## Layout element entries

---------------

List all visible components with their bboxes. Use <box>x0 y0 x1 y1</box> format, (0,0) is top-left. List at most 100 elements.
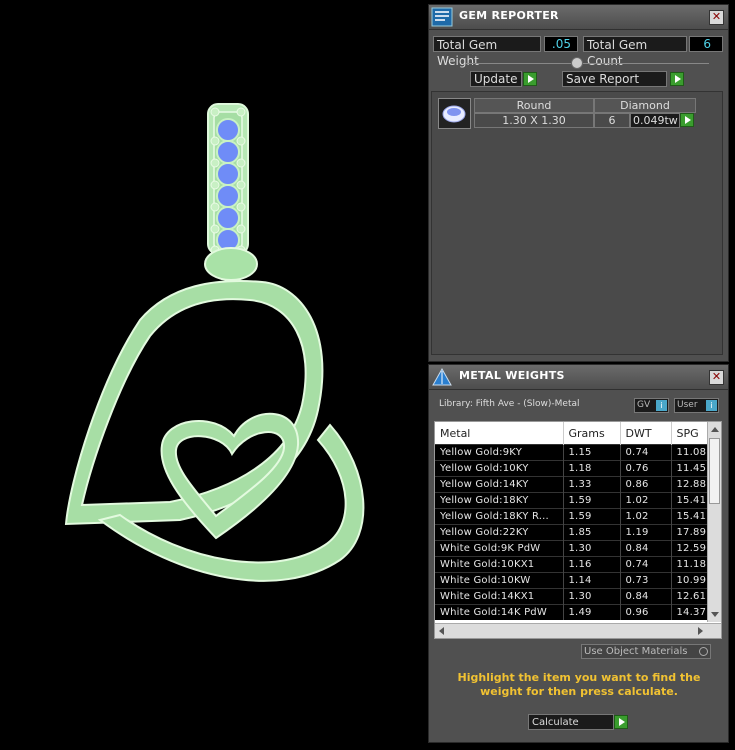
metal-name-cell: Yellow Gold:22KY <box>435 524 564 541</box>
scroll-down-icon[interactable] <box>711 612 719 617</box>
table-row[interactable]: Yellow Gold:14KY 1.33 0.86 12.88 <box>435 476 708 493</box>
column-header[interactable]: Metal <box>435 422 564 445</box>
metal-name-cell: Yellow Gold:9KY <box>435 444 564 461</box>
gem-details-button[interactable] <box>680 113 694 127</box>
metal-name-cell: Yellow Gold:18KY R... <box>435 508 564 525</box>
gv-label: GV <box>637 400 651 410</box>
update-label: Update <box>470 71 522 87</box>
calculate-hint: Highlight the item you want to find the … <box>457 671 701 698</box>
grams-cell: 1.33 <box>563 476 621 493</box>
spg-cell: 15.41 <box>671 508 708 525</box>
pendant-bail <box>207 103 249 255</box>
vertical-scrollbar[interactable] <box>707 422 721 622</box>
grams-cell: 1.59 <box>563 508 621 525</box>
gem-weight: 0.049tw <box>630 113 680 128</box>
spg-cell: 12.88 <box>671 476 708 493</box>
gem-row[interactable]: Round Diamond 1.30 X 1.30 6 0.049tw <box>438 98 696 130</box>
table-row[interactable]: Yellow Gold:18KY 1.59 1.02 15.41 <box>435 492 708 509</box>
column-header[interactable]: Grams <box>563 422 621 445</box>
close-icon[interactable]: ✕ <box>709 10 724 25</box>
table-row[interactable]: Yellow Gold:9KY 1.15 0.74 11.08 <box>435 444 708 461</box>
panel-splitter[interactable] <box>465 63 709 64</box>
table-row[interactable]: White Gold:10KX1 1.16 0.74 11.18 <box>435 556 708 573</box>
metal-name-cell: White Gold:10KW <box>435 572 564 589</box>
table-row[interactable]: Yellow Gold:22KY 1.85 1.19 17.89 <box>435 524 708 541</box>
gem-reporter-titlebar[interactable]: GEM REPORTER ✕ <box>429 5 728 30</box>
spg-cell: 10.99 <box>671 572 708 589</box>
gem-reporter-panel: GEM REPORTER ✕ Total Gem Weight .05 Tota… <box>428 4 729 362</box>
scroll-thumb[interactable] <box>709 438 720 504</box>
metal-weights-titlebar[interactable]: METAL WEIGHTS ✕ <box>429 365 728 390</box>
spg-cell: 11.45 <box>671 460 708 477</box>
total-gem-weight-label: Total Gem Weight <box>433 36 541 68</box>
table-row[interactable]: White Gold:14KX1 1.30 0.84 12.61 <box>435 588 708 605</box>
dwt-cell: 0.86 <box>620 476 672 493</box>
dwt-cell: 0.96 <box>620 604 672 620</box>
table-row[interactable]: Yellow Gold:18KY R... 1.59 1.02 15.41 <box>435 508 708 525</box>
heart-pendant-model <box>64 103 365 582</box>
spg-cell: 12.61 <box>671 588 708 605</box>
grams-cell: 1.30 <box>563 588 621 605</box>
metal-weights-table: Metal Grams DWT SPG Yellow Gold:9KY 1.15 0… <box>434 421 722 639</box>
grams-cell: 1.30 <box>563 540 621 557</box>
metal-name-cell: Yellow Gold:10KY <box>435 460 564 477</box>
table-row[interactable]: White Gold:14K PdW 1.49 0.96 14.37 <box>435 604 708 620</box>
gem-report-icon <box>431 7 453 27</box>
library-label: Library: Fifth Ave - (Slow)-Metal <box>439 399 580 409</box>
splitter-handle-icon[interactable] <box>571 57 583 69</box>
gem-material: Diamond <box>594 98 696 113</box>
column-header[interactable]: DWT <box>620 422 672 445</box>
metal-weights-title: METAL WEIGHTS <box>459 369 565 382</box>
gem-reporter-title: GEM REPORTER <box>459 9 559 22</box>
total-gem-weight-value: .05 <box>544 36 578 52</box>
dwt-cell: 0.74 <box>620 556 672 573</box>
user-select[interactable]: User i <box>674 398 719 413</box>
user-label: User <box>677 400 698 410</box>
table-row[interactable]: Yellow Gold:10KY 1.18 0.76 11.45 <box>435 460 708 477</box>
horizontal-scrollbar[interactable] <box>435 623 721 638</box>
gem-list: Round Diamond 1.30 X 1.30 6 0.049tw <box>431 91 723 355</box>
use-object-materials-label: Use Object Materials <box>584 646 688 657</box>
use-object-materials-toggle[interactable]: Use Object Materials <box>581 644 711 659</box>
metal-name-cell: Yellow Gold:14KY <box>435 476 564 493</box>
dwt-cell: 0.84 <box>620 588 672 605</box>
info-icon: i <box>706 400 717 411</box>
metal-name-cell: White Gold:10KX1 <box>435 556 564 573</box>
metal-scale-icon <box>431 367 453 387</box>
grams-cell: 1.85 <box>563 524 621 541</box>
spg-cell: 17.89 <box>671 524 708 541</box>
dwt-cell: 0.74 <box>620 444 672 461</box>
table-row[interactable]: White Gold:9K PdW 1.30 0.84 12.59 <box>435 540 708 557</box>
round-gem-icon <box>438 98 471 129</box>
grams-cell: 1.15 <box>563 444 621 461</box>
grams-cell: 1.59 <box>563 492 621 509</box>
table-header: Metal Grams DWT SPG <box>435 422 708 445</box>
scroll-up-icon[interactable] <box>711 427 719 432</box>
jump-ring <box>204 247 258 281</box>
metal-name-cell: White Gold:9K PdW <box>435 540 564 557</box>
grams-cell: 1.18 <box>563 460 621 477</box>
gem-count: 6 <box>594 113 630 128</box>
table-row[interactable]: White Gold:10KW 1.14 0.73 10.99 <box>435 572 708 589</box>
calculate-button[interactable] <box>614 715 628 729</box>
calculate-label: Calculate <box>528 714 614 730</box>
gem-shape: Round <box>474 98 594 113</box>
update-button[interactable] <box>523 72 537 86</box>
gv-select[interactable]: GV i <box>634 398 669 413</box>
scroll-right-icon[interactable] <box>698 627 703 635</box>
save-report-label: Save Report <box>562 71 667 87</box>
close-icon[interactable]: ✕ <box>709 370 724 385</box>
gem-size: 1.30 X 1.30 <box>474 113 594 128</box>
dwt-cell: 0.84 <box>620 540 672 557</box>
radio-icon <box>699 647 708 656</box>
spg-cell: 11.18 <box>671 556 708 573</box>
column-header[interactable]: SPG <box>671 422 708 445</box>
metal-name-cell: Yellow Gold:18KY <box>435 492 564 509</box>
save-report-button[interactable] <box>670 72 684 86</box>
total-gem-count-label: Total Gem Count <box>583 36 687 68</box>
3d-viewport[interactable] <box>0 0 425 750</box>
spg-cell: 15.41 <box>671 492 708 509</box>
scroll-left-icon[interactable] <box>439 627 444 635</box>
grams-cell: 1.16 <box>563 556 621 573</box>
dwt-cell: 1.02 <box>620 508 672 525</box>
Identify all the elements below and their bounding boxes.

---------------

## REQUEST
Output every line above verbatim and omit the pictures.

## THE COMPLETED TASK
List all visible components with their bboxes. Use <box>x0 y0 x1 y1</box> format, (0,0) is top-left. List at most 100 elements.
metal-name-cell: Yellow Gold:22KY <box>435 524 564 541</box>
scroll-down-icon[interactable] <box>711 612 719 617</box>
table-row[interactable]: Yellow Gold:14KY 1.33 0.86 12.88 <box>435 476 708 493</box>
column-header[interactable]: Metal <box>435 422 564 445</box>
metal-name-cell: Yellow Gold:9KY <box>435 444 564 461</box>
gem-details-button[interactable] <box>680 113 694 127</box>
metal-name-cell: Yellow Gold:18KY R... <box>435 508 564 525</box>
gv-label: GV <box>637 400 651 410</box>
update-label: Update <box>470 71 522 87</box>
calculate-hint: Highlight the item you want to find the … <box>457 671 701 698</box>
grams-cell: 1.33 <box>563 476 621 493</box>
spg-cell: 15.41 <box>671 508 708 525</box>
pendant-bail <box>207 103 249 255</box>
vertical-scrollbar[interactable] <box>707 422 721 622</box>
grams-cell: 1.59 <box>563 508 621 525</box>
gem-weight: 0.049tw <box>630 113 680 128</box>
spg-cell: 12.88 <box>671 476 708 493</box>
gem-row[interactable]: Round Diamond 1.30 X 1.30 6 0.049tw <box>438 98 696 130</box>
table-row[interactable]: Yellow Gold:18KY 1.59 1.02 15.41 <box>435 492 708 509</box>
column-header[interactable]: Grams <box>563 422 621 445</box>
close-icon[interactable]: ✕ <box>709 10 724 25</box>
table-row[interactable]: Yellow Gold:9KY 1.15 0.74 11.08 <box>435 444 708 461</box>
panel-splitter[interactable] <box>465 63 709 64</box>
table-row[interactable]: White Gold:10KX1 1.16 0.74 11.18 <box>435 556 708 573</box>
metal-name-cell: White Gold:10KW <box>435 572 564 589</box>
table-row[interactable]: Yellow Gold:22KY 1.85 1.19 17.89 <box>435 524 708 541</box>
gem-reporter-titlebar[interactable]: GEM REPORTER ✕ <box>429 5 728 30</box>
spg-cell: 10.99 <box>671 572 708 589</box>
gem-reporter-panel: GEM REPORTER ✕ Total Gem Weight .05 Tota… <box>428 4 729 362</box>
scroll-thumb[interactable] <box>709 438 720 504</box>
metal-weights-titlebar[interactable]: METAL WEIGHTS ✕ <box>429 365 728 390</box>
spg-cell: 11.45 <box>671 460 708 477</box>
total-gem-weight-label: Total Gem Weight <box>433 36 541 68</box>
table-row[interactable]: White Gold:14KX1 1.30 0.84 12.61 <box>435 588 708 605</box>
dwt-cell: 0.86 <box>620 476 672 493</box>
dwt-cell: 0.96 <box>620 604 672 620</box>
table-row[interactable]: Yellow Gold:18KY R... 1.59 1.02 15.41 <box>435 508 708 525</box>
heart-pendant-model <box>64 103 365 582</box>
spg-cell: 12.61 <box>671 588 708 605</box>
grams-cell: 1.30 <box>563 588 621 605</box>
metal-weights-table: Metal Grams DWT SPG Yellow Gold:9KY 1.15 0… <box>434 421 722 639</box>
grams-cell: 1.30 <box>563 540 621 557</box>
metal-name-cell: Yellow Gold:10KY <box>435 460 564 477</box>
table-row[interactable]: White Gold:14K PdW 1.49 0.96 14.37 <box>435 604 708 620</box>
gem-report-icon <box>431 7 453 27</box>
library-label: Library: Fifth Ave - (Slow)-Metal <box>439 399 580 409</box>
splitter-handle-icon[interactable] <box>571 57 583 69</box>
gem-material: Diamond <box>594 98 696 113</box>
column-header[interactable]: DWT <box>620 422 672 445</box>
metal-weights-title: METAL WEIGHTS <box>459 369 565 382</box>
gem-reporter-title: GEM REPORTER <box>459 9 559 22</box>
total-gem-weight-value: .05 <box>544 36 578 52</box>
dwt-cell: 0.74 <box>620 556 672 573</box>
user-select[interactable]: User i <box>674 398 719 413</box>
user-label: User <box>677 400 698 410</box>
table-row[interactable]: Yellow Gold:10KY 1.18 0.76 11.45 <box>435 460 708 477</box>
horizontal-scrollbar[interactable] <box>435 623 721 638</box>
gem-list: Round Diamond 1.30 X 1.30 6 0.049tw <box>431 91 723 355</box>
use-object-materials-label: Use Object Materials <box>584 646 688 657</box>
use-object-materials-toggle[interactable]: Use Object Materials <box>581 644 711 659</box>
metal-name-cell: Yellow Gold:14KY <box>435 476 564 493</box>
dwt-cell: 0.84 <box>620 588 672 605</box>
info-icon: i <box>706 400 717 411</box>
metal-name-cell: White Gold:10KX1 <box>435 556 564 573</box>
metal-scale-icon <box>431 367 453 387</box>
grams-cell: 1.85 <box>563 524 621 541</box>
spg-cell: 17.89 <box>671 524 708 541</box>
dwt-cell: 0.74 <box>620 444 672 461</box>
table-row[interactable]: White Gold:9K PdW 1.30 0.84 12.59 <box>435 540 708 557</box>
round-gem-icon <box>438 98 471 129</box>
grams-cell: 1.15 <box>563 444 621 461</box>
grams-cell: 1.59 <box>563 492 621 509</box>
table-header: Metal Grams DWT SPG <box>435 422 708 445</box>
scroll-up-icon[interactable] <box>711 427 719 432</box>
jump-ring <box>204 247 258 281</box>
metal-name-cell: White Gold:9K PdW <box>435 540 564 557</box>
grams-cell: 1.18 <box>563 460 621 477</box>
gem-count: 6 <box>594 113 630 128</box>
table-row[interactable]: White Gold:10KW 1.14 0.73 10.99 <box>435 572 708 589</box>
calculate-button[interactable] <box>614 715 628 729</box>
calculate-label: Calculate <box>528 714 614 730</box>
gem-shape: Round <box>474 98 594 113</box>
update-button[interactable] <box>523 72 537 86</box>
gv-select[interactable]: GV i <box>634 398 669 413</box>
scroll-right-icon[interactable] <box>698 627 703 635</box>
save-report-label: Save Report <box>562 71 667 87</box>
close-icon[interactable]: ✕ <box>709 370 724 385</box>
gem-size: 1.30 X 1.30 <box>474 113 594 128</box>
dwt-cell: 0.84 <box>620 540 672 557</box>
radio-icon <box>699 647 708 656</box>
spg-cell: 11.18 <box>671 556 708 573</box>
column-header[interactable]: SPG <box>671 422 708 445</box>
metal-name-cell: Yellow Gold:18KY <box>435 492 564 509</box>
save-report-button[interactable] <box>670 72 684 86</box>
total-gem-count-label: Total Gem Count <box>583 36 687 68</box>
3d-viewport[interactable] <box>0 0 425 750</box>
spg-cell: 15.41 <box>671 492 708 509</box>
scroll-left-icon[interactable] <box>439 627 444 635</box>
grams-cell: 1.16 <box>563 556 621 573</box>
dwt-cell: 1.02 <box>620 508 672 525</box>
Identify all the elements below and their bounding boxes.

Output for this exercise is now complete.